### Excerpt

Here, \(clip(x,a,b)\) represents the clip function that returns \(a\) if \(a>x\), \(b\) if \(b<x\), and \(x\) otherwise. \(norm\left(\mu ,\sigma \right)\) is a function that takes a random sample from a normal distribution with mean \(\mu\) and standard deviation \(\sigma\). The values used in our experiments were \(\mu =2, \sigma =1.75, a=1, b=18\).

The dataset image dimensions were then divided by this size value to obtain the dimensions of the smaller image. Noise was generated by sampling a uniform distribution between zero and a noise coefficient hyperparameter \({C}_{n}\), chosen depending on the amount of noise present in the seed images. This noise image was then scaled via nearest neighbor interpolation to the dataset image dimensions. Finally, a Gaussian blur was applied to the noise image, with a kernel size dictated by the amount of noise present in the seed dataset. In the pixel dropout mask generation, this noise was then passed through a threshold of \(\frac{\gamma }{{C}_{n}}\) where all pixels less than this value were set to zero, and all others were set to one.

After the first set of lines was generated and applied, a second set of lines was generated in a similar fashion. However, these lines possessed characteristics distinct from the initial set, with the range of possible values for length and width different from the first set. This second set of lines served as a set of counter-examples for the model.

After the two sets of lines were added to the initial seed image, random-sized noise was applied to the entire image. This noise was generated in the same manner as for the pixel mask dropout, except no thresholding was performed. This was done to help prevent overfitting due to the small number of original input images, as well as to provide more obfuscation of the lines we are training the model to detect. Finally, augmentation techniques commonly employed in image processing, including rotation, translation, horizontal flipping, and scaling, were applied. This overall process is demonstrated in Fig. 4.

Fig. 4

Input augmentation process

The Pytorch segmentation library [14] was used as the underlying framework to construct the prediction model architecture. Multiple models including MANet [15], UNet [17] and UNet++ [18] were canvassed along with multiple pre-trained encoders (Inceptionv4 [16], Resnet [19], VGG [20], DPN [21], ResNeXt [22], and ResNeSt [23]) to determine the best model-encoder combination.

In the initial testing, all of the models and encoders used were able to yield acceptable results given proper hyperparameter tuning, and none stood out as exceptionally good or bad compared to the others. The combination of a MANet segmentation model with an Inceptionv4 encoder yielded the best qualitative results in detecting known cracks and was subsequently used for all tests. Loss for each prediction was computed by taking the pixel-wise mean squared error between the predicted mask (\(\widehat{Y}\)) and the positive example mask (\(Y\)). An illustration of the training loop is shown in Fig. 5.

### Provided records
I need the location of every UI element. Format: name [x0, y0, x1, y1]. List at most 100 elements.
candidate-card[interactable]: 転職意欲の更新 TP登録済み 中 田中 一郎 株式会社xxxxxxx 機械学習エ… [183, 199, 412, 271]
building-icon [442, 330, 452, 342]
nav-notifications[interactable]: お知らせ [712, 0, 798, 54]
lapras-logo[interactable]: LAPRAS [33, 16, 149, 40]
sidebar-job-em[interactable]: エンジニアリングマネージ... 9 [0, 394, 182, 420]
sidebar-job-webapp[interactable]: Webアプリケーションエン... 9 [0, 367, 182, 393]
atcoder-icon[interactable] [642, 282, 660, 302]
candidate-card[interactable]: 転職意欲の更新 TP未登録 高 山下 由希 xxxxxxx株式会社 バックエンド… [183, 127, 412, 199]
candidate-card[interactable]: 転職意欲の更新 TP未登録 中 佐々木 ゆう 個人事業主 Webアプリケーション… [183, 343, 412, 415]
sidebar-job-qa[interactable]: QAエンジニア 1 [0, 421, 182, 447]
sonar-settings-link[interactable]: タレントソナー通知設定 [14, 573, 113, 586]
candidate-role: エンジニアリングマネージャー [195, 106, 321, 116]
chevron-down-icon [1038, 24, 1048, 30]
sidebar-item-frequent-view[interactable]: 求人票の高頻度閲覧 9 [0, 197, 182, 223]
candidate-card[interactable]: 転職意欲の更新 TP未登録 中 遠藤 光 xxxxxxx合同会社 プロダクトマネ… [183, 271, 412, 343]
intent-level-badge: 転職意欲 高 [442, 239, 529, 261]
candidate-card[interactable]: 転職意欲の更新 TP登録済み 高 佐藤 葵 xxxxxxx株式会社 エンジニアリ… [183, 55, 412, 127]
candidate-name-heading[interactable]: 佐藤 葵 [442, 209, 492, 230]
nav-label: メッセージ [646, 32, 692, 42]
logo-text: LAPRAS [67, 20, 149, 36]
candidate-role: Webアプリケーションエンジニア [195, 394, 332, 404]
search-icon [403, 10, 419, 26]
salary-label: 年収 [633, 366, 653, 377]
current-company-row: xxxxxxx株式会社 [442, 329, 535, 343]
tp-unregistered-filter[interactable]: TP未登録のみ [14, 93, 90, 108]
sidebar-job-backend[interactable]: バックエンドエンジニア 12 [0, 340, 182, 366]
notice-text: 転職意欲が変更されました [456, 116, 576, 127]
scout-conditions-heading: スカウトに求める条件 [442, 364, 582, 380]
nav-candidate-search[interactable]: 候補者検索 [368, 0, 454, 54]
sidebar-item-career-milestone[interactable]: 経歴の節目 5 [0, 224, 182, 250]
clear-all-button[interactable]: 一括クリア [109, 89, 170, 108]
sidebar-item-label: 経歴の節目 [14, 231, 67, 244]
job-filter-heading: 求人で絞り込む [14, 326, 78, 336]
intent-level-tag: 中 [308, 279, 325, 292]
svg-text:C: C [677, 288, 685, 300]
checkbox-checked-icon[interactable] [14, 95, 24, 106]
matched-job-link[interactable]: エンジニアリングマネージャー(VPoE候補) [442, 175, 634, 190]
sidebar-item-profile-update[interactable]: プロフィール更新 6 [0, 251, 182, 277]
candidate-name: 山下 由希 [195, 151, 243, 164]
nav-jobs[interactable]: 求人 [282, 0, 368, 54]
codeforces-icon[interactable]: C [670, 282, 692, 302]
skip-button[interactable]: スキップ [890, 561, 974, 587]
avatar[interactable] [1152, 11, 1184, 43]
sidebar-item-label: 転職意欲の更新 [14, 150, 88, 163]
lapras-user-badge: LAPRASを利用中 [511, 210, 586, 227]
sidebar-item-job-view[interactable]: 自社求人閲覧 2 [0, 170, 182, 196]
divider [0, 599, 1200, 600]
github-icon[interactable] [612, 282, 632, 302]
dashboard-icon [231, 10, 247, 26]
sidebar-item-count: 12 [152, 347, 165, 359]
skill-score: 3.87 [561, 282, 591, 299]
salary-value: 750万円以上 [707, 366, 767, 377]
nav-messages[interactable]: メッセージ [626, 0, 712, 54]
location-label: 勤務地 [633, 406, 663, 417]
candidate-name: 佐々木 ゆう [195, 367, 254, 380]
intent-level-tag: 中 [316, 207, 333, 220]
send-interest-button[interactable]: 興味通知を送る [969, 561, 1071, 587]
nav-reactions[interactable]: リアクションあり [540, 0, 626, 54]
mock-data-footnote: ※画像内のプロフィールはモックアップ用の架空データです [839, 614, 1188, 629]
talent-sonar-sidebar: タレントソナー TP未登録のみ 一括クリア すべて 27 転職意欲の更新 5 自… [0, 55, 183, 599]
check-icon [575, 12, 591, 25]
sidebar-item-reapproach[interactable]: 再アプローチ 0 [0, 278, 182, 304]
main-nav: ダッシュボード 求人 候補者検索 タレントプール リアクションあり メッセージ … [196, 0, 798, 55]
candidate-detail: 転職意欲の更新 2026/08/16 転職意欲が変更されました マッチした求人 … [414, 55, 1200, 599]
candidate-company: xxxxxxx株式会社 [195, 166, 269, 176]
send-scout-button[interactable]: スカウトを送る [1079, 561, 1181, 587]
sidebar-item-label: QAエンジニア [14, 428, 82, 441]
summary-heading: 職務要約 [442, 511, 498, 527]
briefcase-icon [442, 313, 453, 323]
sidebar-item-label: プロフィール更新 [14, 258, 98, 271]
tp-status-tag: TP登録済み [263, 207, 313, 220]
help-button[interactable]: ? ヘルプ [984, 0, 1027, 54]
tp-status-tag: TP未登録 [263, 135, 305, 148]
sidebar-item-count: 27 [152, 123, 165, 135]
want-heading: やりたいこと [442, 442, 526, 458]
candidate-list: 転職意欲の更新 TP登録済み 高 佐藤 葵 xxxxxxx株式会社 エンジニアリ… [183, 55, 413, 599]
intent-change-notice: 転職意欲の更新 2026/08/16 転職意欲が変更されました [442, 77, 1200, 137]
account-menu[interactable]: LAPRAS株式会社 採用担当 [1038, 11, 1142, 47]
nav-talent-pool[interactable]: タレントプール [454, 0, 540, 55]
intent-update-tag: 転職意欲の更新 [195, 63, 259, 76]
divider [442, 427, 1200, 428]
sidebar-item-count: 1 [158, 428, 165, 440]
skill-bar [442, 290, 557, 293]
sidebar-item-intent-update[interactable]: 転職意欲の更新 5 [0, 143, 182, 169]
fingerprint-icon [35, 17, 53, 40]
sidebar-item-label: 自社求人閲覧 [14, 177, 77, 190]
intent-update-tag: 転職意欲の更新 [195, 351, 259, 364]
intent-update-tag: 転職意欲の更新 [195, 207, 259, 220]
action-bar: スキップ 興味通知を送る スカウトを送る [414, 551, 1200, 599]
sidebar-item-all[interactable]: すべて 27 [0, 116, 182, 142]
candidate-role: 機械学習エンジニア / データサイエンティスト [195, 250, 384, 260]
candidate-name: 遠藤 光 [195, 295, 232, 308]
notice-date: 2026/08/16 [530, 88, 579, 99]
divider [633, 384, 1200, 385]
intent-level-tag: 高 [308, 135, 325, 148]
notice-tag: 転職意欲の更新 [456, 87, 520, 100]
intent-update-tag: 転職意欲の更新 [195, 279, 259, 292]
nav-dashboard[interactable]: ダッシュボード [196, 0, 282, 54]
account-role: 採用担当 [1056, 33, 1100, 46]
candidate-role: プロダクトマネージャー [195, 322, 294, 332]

### Exercises
A: List every pre-trained encoder that the excerpt on crack detection names.
B: Reproduce the entries character for character, starting with their first line and going on through the line with "sidebar-job-webapp[interactable]: Webアプリケーションエン... 9".

### Exercise answers
A: Inceptionv4, Resnet, VGG, DPN, ResNeXt, ResNeSt

B:
I need the location of every UI element. Format: name [x0, y0, x1, y1]. List at most 100 elements.
candidate-card[interactable]: 転職意欲の更新 TP登録済み 中 田中 一郎 株式会社xxxxxxx 機械学習エ… [183, 199, 412, 271]
building-icon [442, 330, 452, 342]
nav-notifications[interactable]: お知らせ [712, 0, 798, 54]
lapras-logo[interactable]: LAPRAS [33, 16, 149, 40]
sidebar-job-em[interactable]: エンジニアリングマネージ... 9 [0, 394, 182, 420]
sidebar-job-webapp[interactable]: Webアプリケーションエン... 9 [0, 367, 182, 393]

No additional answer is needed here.